[Exercise passage]:
• • •

Q&A with Adm. William J. Fallon
Commander, U.S. Pacific Command
By CHIPS Magazine - April-June 2006
After Adm. Fallon delivered his remarks to the audience at WEST 2006 in San Diego, Calif., Jan.12, 2006, he responded to questions from the audience. WEST is sponsored by the Armed Forces Communications and Electronics Association (AFCEA) and U.S. Naval Institute.

Q: You mentioned how important it is to work with the coalition. Are you concerned in the area of warfare and communications technology that we are going to leave the coalition behind?

A: The bottom line answer is, no. I am not concerned because there are capabilities, attributes and professional areas of expertise that people throughout the spectrum can bring to this challenge.

The most important tool in this challenge today is right here, right between our ears, and that is understanding the problem. It's the ability and willingness to think and apply ourselves to the challenge. The hardware things we can deal with. I don't care much that everybody has the same equipment. I do care that we can exchange information. Let people use the tools they have and just be able to exchange information.

Q: Is PACOM involved in anti-piracy efforts?

A: Piracy has been around for a long time. In the Asia-Pacific region, there are pirates operating. We have had a problem in the Malacca Strait for some time and in the Horn of Africa. Most of it is criminal activity that stems from loosely governed areas that are poorly patrolled, insecure and unstable. People have little in the way of material goods and see attractive targets float by and decide to do something about it. We are trying to encourage those nations that are in the neighborhood to cultivate their capabilities to deal with piracy.

I would point to the Malacca Strait as an area where we have seen a lot of progress in the last year alone. There are varying capabilities, and there is a lot of will, but the tools have been missing. Countries want to do something, but they have been deterred by lack of resources. Their leaders have taken this 'bull by the horns,' and there are active patrols in the Malacca Strait by four countries. They have agreed on an inaugural program, called 'Eyes in the Sky,' to try to increase their ability to patrol, and they are exchanging information.

• • •

Dataset excerpts
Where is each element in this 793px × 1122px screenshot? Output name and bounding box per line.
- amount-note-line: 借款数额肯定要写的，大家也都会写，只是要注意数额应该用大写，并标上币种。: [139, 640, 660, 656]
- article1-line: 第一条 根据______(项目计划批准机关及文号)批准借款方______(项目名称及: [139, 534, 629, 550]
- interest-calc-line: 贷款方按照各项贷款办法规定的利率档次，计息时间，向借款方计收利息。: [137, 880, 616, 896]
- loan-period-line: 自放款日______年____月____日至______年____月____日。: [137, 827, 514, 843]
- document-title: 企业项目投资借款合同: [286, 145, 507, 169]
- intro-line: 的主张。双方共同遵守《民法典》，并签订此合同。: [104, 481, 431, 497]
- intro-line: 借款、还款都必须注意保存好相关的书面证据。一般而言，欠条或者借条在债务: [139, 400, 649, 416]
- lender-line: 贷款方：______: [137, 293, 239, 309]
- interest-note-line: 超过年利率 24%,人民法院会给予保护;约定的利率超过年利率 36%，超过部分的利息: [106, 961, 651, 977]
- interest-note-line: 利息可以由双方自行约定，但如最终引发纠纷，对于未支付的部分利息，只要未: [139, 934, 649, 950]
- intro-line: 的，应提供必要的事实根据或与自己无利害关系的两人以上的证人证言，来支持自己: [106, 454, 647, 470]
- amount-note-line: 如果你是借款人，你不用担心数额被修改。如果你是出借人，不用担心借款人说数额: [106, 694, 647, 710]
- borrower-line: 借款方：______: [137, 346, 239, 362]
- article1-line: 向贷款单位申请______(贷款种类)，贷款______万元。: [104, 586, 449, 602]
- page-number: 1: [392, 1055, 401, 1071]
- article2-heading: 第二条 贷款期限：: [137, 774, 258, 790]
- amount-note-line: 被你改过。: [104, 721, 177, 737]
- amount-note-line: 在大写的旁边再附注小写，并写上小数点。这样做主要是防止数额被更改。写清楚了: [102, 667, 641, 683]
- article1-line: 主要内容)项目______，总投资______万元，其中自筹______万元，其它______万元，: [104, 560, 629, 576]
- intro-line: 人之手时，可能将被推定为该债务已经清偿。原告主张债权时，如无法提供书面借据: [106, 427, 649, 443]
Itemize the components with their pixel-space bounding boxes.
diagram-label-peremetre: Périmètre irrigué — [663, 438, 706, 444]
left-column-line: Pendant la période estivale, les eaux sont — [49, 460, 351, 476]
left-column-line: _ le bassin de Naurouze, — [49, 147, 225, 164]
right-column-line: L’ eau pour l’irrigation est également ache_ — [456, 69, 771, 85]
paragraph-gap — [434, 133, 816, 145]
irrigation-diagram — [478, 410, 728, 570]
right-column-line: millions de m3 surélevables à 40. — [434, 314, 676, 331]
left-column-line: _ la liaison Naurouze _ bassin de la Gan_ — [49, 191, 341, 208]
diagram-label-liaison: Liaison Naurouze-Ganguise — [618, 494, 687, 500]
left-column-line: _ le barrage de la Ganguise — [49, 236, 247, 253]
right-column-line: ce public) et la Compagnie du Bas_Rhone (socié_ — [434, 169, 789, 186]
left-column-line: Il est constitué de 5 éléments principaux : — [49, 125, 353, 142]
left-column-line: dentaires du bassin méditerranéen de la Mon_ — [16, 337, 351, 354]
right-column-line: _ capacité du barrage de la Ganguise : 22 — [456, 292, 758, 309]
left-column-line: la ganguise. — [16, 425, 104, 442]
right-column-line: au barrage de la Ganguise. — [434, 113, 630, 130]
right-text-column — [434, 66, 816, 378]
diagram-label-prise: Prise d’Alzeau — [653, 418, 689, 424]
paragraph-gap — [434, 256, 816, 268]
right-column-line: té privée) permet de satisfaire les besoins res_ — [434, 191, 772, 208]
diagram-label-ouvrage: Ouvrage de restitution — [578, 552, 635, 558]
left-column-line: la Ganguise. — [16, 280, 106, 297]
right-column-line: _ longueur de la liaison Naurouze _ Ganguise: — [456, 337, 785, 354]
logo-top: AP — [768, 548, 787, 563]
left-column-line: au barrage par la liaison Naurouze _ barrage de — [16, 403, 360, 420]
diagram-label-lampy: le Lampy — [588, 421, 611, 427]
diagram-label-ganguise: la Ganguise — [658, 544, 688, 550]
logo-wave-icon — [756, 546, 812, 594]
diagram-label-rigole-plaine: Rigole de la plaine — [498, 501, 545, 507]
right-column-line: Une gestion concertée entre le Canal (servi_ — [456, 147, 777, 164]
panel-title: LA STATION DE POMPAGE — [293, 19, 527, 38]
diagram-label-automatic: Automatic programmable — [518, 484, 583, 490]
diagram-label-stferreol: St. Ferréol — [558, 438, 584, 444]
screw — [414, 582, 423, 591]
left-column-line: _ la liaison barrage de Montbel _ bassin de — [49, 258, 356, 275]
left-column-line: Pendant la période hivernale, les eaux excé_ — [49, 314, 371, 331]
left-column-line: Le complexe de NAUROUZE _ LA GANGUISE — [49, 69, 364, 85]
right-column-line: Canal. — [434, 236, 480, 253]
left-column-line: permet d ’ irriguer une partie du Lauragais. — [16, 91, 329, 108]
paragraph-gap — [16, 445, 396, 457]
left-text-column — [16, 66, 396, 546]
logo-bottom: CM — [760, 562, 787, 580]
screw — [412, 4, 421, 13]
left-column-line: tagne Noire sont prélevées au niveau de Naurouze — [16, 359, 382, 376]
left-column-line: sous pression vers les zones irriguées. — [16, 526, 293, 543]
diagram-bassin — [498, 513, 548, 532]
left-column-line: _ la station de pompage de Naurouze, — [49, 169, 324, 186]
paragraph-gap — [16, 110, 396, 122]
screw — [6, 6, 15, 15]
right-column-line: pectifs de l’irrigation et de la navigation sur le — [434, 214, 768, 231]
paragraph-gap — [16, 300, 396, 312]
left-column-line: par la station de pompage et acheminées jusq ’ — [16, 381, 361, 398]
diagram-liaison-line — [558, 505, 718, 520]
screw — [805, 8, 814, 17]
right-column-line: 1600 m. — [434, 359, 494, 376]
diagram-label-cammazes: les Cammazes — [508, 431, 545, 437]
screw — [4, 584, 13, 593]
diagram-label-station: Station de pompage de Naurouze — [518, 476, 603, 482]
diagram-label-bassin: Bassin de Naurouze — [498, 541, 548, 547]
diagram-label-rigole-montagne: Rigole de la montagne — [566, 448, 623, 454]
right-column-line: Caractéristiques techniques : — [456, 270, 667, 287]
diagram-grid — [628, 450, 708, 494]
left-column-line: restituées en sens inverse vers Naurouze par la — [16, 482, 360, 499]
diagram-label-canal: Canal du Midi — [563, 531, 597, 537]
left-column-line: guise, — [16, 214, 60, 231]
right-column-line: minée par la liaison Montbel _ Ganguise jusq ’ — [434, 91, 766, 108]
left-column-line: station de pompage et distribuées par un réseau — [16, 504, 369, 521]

• • •

[Work item]: In the Q&A with Adm. Fallon, can you copy word for word the part that opens with the words containing "Q&A with Adm." and closes with "U.S. Naval Institute."?

[Solved exercise]:
Q&A with Adm. William J. Fallon
Commander, U.S. Pacific Command
By CHIPS Magazine - April-June 2006
After Adm. Fallon delivered his remarks to the audience at WEST 2006 in San Diego, Calif., Jan.12, 2006, he responded to questions from the audience. WEST is sponsored by the Armed Forces Communications and Electronics Association (AFCEA) and U.S. Naval Institute.